Task brief: Copy every line of the data exactly, keeping out any picture.

Collected data entries:
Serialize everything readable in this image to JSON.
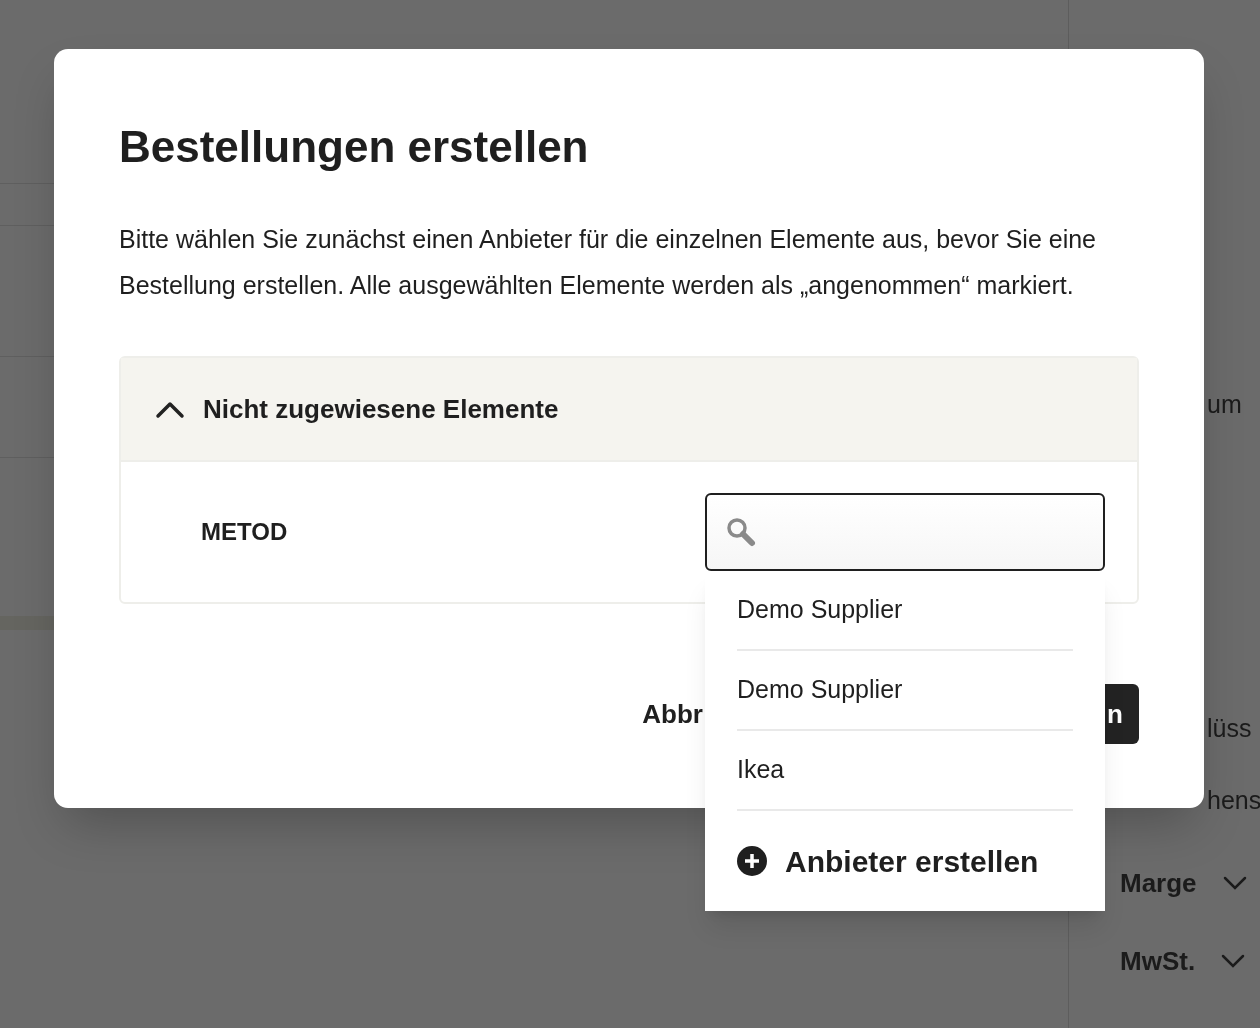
{
  "background": {
    "items": [
      {
        "kind": "label",
        "text": "um"
      },
      {
        "kind": "label",
        "text": "lüss"
      },
      {
        "kind": "label",
        "text": "hens"
      },
      {
        "kind": "dropdown",
        "text": "Marge"
      },
      {
        "kind": "dropdown",
        "text": "MwSt."
      }
    ]
  },
  "dialog": {
    "title": "Bestellungen erstellen",
    "description": "Bitte wählen Sie zunächst einen Anbieter für die einzelnen Elemente aus, bevor Sie eine Bestellung erstellen. Alle ausgewählten Elemente werden als „angenommen“ markiert.",
    "section": {
      "title": "Nicht zugewiesene Elemente",
      "expanded": true,
      "rows": [
        {
          "name": "METOD",
          "menu_open": true
        }
      ]
    },
    "menu": {
      "options": [
        "Demo Supplier",
        "Demo Supplier",
        "Ikea"
      ],
      "create_label": "Anbieter erstellen"
    },
    "buttons": [
      {
        "kind": "secondary",
        "label": "Abbr"
      },
      {
        "kind": "primary",
        "label": "n"
      }
    ]
  }
}
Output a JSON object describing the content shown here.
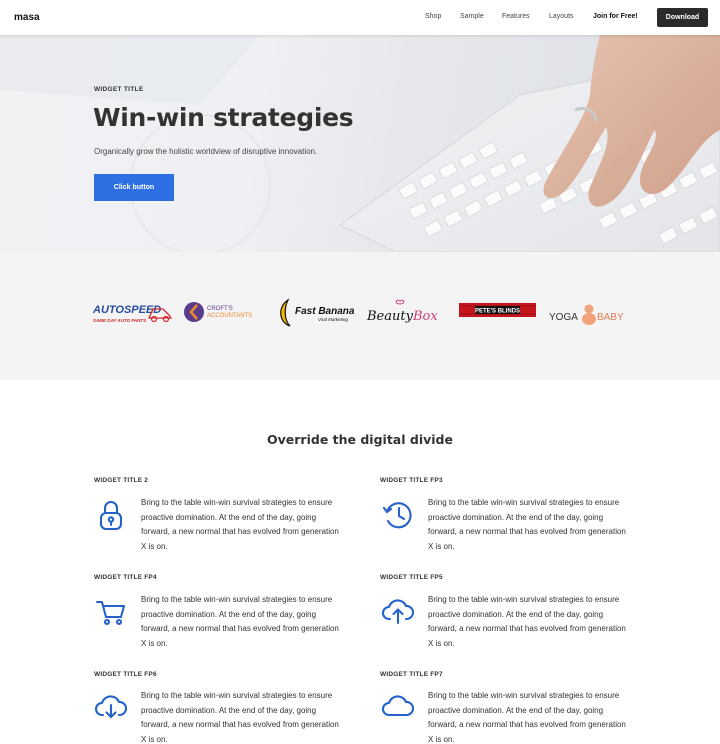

Reply:
Serialize everything readable in this image to JSON.
{
  "background": {
    "items": [
      {
        "kind": "label",
        "text": "um"
      },
      {
        "kind": "label",
        "text": "lüss"
      },
      {
        "kind": "label",
        "text": "hens"
      },
      {
        "kind": "dropdown",
        "text": "Marge"
      },
      {
        "kind": "dropdown",
        "text": "MwSt."
      }
    ]
  },
  "dialog": {
    "title": "Bestellungen erstellen",
    "description": "Bitte wählen Sie zunächst einen Anbieter für die einzelnen Elemente aus, bevor Sie eine Bestellung erstellen. Alle ausgewählten Elemente werden als „angenommen“ markiert.",
    "section": {
      "title": "Nicht zugewiesene Elemente",
      "expanded": true,
      "rows": [
        {
          "name": "METOD",
          "menu_open": true
        }
      ]
    },
    "menu": {
      "options": [
        "Demo Supplier",
        "Demo Supplier",
        "Ikea"
      ],
      "create_label": "Anbieter erstellen"
    },
    "buttons": [
      {
        "kind": "secondary",
        "label": "Abbr"
      },
      {
        "kind": "primary",
        "label": "n"
      }
    ]
  }
}
Output a JSON object describing the content shown here.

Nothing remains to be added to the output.